(Records from a data source)
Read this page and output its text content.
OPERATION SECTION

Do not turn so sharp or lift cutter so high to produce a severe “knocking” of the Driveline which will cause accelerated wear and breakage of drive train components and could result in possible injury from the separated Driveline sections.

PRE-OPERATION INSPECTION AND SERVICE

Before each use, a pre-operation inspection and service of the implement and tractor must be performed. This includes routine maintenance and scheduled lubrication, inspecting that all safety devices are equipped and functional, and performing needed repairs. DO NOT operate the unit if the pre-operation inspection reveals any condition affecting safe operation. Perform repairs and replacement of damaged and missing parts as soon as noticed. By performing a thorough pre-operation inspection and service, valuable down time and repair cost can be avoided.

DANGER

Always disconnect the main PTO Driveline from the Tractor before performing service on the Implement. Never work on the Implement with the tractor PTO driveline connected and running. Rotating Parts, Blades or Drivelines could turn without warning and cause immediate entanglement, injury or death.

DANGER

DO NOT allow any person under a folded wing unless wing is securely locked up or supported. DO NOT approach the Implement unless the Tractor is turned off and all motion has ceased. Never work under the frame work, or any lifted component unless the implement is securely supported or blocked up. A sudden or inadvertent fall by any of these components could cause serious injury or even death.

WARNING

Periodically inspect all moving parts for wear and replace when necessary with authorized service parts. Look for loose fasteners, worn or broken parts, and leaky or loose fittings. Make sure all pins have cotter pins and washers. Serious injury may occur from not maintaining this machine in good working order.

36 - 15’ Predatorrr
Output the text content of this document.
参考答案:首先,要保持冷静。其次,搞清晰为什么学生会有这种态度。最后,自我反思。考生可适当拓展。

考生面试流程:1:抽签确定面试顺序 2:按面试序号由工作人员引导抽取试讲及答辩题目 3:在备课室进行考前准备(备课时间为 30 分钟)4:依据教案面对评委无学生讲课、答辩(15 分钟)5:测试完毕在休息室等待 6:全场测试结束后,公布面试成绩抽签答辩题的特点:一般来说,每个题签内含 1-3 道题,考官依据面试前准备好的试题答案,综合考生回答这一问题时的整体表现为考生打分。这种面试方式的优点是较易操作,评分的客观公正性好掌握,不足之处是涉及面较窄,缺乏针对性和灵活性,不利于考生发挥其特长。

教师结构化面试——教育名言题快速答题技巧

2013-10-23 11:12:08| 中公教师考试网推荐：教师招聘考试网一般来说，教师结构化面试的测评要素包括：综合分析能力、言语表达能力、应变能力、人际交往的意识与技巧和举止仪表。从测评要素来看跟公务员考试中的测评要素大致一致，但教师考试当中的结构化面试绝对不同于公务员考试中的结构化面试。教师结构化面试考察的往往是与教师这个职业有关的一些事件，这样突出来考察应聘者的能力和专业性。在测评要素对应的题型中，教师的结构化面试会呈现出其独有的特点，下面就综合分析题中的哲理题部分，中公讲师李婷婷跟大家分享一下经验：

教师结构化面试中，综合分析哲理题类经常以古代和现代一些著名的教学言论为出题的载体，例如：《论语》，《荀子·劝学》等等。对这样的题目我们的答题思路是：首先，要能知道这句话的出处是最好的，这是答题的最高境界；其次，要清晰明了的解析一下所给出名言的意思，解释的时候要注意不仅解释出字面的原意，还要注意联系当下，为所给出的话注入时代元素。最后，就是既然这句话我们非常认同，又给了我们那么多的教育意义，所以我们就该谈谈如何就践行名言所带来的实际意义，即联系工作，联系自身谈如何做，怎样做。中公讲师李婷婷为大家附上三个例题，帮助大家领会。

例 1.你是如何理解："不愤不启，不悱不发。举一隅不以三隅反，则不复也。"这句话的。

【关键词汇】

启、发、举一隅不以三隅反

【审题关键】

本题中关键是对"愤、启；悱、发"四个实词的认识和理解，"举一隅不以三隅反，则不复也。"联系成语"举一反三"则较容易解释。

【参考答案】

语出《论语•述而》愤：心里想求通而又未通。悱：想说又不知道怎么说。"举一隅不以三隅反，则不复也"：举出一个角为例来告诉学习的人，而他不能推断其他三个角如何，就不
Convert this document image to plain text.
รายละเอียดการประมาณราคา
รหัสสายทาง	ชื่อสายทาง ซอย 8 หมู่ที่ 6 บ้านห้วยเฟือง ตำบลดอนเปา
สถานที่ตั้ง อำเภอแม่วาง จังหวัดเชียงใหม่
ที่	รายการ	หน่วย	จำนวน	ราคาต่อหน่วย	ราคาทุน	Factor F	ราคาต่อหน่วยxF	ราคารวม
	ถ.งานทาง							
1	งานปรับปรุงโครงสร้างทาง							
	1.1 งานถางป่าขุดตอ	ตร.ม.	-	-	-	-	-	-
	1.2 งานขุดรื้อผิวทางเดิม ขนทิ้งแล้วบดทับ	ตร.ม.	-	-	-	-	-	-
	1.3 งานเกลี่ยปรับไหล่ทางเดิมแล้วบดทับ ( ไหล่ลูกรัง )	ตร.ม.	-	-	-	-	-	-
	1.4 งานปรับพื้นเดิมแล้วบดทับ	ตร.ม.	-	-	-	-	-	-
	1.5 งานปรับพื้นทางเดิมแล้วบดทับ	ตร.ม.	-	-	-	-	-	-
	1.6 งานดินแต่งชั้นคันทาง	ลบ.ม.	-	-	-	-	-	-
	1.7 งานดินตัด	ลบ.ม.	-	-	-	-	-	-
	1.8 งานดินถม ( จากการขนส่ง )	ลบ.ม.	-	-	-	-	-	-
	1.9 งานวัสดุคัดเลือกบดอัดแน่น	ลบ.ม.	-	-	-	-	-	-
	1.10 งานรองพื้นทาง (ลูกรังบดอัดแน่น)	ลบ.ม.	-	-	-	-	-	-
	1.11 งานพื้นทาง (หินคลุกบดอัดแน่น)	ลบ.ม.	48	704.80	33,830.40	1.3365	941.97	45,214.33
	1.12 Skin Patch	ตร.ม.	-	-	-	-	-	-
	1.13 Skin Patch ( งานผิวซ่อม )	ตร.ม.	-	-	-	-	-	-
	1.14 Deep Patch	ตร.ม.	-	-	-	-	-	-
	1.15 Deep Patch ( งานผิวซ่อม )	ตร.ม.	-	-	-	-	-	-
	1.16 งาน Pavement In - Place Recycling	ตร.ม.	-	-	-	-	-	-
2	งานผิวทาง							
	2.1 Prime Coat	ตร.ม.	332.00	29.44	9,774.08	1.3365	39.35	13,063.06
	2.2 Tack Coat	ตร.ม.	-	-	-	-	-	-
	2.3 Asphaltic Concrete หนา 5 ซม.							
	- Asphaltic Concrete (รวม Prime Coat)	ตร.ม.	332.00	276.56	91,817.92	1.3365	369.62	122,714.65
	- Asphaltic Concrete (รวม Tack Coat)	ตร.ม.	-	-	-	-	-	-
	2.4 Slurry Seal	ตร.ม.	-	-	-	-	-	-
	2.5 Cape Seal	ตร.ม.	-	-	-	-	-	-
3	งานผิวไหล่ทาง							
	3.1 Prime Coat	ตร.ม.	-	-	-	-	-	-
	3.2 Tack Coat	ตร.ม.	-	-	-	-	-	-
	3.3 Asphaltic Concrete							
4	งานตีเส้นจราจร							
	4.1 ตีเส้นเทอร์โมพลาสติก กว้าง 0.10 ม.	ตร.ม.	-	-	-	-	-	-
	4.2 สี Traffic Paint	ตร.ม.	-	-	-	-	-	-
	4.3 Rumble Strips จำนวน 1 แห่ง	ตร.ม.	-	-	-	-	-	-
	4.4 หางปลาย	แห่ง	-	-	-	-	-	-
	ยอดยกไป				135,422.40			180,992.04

» SET TASK
Go over the data above and copy every line that has the word "Concrete" in it.

» ANSWER FOR THE TASK
	2.3 Asphaltic Concrete หนา 5 ซม.							
	- Asphaltic Concrete (รวม Prime Coat)	ตร.ม.	332.00	276.56	91,817.92	1.3365	369.62	122,714.65
	- Asphaltic Concrete (รวม Tack Coat)	ตร.ม.	-	-	-	-	-	-
	3.3 Asphaltic Concrete							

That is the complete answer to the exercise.